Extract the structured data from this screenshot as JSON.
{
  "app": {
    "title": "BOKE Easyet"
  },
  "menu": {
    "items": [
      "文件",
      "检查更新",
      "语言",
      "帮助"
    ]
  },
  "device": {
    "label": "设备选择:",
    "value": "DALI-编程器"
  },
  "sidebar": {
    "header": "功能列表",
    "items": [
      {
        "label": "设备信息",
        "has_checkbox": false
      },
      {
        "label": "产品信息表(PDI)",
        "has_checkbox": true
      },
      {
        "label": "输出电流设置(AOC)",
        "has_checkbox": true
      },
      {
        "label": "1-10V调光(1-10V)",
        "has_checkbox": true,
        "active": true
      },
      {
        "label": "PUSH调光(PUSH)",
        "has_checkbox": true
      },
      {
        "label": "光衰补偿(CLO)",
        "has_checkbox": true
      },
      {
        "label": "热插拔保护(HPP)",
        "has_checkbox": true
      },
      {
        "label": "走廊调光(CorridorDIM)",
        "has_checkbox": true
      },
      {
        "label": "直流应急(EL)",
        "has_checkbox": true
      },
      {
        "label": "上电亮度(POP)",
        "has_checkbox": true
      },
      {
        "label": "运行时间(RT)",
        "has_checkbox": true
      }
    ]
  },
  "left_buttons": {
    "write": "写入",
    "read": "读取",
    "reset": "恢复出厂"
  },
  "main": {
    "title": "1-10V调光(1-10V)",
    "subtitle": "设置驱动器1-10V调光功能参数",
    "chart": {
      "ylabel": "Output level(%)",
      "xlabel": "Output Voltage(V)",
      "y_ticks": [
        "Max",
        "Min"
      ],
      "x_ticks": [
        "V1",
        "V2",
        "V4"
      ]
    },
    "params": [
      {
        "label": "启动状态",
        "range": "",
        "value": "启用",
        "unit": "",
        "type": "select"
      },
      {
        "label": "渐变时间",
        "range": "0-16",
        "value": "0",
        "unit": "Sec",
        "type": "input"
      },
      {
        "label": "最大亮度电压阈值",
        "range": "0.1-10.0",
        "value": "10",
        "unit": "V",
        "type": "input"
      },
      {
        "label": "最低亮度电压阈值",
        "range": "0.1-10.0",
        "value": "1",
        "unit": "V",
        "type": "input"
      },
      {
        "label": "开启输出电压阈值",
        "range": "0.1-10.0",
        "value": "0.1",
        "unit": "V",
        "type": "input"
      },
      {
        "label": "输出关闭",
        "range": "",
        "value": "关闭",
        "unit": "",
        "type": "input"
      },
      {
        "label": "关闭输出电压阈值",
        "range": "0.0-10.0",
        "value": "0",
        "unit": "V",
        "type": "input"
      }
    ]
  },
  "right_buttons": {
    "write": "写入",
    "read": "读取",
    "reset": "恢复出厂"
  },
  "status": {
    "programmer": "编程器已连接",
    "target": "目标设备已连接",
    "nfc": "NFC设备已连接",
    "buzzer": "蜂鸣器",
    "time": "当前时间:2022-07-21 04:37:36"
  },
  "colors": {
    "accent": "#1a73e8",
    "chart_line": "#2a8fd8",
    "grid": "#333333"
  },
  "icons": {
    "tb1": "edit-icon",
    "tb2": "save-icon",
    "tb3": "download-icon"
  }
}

◆ **The task**
Each line of the material must be restated exactly.

◆ **Output for this task**
Extract the structured data from this screenshot as JSON.
{
  "app": {
    "title": "BOKE Easyet"
  },
  "menu": {
    "items": [
      "文件",
      "检查更新",
      "语言",
      "帮助"
    ]
  },
  "device": {
    "label": "设备选择:",
    "value": "DALI-编程器"
  },
  "sidebar": {
    "header": "功能列表",
    "items": [
      {
        "label": "设备信息",
        "has_checkbox": false
      },
      {
        "label": "产品信息表(PDI)",
        "has_checkbox": true
      },
      {
        "label": "输出电流设置(AOC)",
        "has_checkbox": true
      },
      {
        "label": "1-10V调光(1-10V)",
        "has_checkbox": true,
        "active": true
      },
      {
        "label": "PUSH调光(PUSH)",
        "has_checkbox": true
      },
      {
        "label": "光衰补偿(CLO)",
        "has_checkbox": true
      },
      {
        "label": "热插拔保护(HPP)",
        "has_checkbox": true
      },
      {
        "label": "走廊调光(CorridorDIM)",
        "has_checkbox": true
      },
      {
        "label": "直流应急(EL)",
        "has_checkbox": true
      },
      {
        "label": "上电亮度(POP)",
        "has_checkbox": true
      },
      {
        "label": "运行时间(RT)",
        "has_checkbox": true
      }
    ]
  },
  "left_buttons": {
    "write": "写入",
    "read": "读取",
    "reset": "恢复出厂"
  },
  "main": {
    "title": "1-10V调光(1-10V)",
    "subtitle": "设置驱动器1-10V调光功能参数",
    "chart": {
      "ylabel": "Output level(%)",
      "xlabel": "Output Voltage(V)",
      "y_ticks": [
        "Max",
        "Min"
      ],
      "x_ticks": [
        "V1",
        "V2",
        "V4"
      ]
    },
    "params": [
      {
        "label": "启动状态",
        "range": "",
        "value": "启用",
        "unit": "",
        "type": "select"
      },
      {
        "label": "渐变时间",
        "range": "0-16",
        "value": "0",
        "unit": "Sec",
        "type": "input"
      },
      {
        "label": "最大亮度电压阈值",
        "range": "0.1-10.0",
        "value": "10",
        "unit": "V",
        "type": "input"
      },
      {
        "label": "最低亮度电压阈值",
        "range": "0.1-10.0",
        "value": "1",
        "unit": "V",
        "type": "input"
      },
      {
        "label": "开启输出电压阈值",
        "range": "0.1-10.0",
        "value": "0.1",
        "unit": "V",
        "type": "input"
      },
      {
        "label": "输出关闭",
        "range": "",
        "value": "关闭",
        "unit": "",
        "type": "input"
      },
      {
        "label": "关闭输出电压阈值",
        "range": "0.0-10.0",
        "value": "0",
        "unit": "V",
        "type": "input"
      }
    ]
  },
  "right_buttons": {
    "write": "写入",
    "read": "读取",
    "reset": "恢复出厂"
  },
  "status": {
    "programmer": "编程器已连接",
    "target": "目标设备已连接",
    "nfc": "NFC设备已连接",
    "buzzer": "蜂鸣器",
    "time": "当前时间:2022-07-21 04:37:36"
  },
  "colors": {
    "accent": "#1a73e8",
    "chart_line": "#2a8fd8",
    "grid": "#333333"
  },
  "icons": {
    "tb1": "edit-icon",
    "tb2": "save-icon",
    "tb3": "download-icon"
  }
}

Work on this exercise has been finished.